**Data entries**
-- -- --

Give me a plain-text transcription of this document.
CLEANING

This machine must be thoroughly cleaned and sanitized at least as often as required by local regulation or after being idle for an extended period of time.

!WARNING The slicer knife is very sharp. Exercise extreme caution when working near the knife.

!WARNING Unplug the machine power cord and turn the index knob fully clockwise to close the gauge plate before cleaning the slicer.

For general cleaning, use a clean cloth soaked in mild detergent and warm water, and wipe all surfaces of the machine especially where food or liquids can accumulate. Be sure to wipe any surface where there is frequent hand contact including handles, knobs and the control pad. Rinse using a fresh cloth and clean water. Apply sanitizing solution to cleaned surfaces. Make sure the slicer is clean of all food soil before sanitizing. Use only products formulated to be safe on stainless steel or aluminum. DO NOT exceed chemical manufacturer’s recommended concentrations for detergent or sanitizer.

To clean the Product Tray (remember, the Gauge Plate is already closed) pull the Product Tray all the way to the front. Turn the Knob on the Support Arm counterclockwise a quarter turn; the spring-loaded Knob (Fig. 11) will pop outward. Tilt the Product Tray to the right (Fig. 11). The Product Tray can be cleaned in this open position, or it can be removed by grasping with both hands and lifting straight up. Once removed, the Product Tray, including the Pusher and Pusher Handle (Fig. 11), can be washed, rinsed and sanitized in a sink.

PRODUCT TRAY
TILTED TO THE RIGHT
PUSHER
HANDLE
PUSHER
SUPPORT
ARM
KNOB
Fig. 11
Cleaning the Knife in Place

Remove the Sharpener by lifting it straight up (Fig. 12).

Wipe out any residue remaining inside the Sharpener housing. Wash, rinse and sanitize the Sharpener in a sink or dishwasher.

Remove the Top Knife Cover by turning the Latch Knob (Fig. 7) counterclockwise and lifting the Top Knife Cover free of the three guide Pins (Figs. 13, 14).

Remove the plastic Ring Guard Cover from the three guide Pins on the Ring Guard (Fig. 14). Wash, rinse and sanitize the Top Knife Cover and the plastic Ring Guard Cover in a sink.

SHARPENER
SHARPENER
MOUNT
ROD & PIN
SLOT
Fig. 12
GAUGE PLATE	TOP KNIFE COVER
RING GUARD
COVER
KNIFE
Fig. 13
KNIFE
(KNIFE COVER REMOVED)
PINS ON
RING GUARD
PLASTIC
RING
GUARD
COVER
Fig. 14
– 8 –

-- -- --

Where a line holds "straight", copy it out.

To clean the Product Tray (remember, the Gauge Plate is already closed) pull the Product Tray all the way to the front. Turn the Knob on the Support Arm counterclockwise a quarter turn; the spring-loaded Knob (Fig. 11) will pop outward. Tilt the Product Tray to the right (Fig. 11). The Product Tray can be cleaned in this open position, or it can be removed by grasping with both hands and lifting straight up. Once removed, the Product Tray, including the Pusher and Pusher Handle (Fig. 11), can be washed, rinsed and sanitized in a sink.
Remove the Sharpener by lifting it straight up (Fig. 12).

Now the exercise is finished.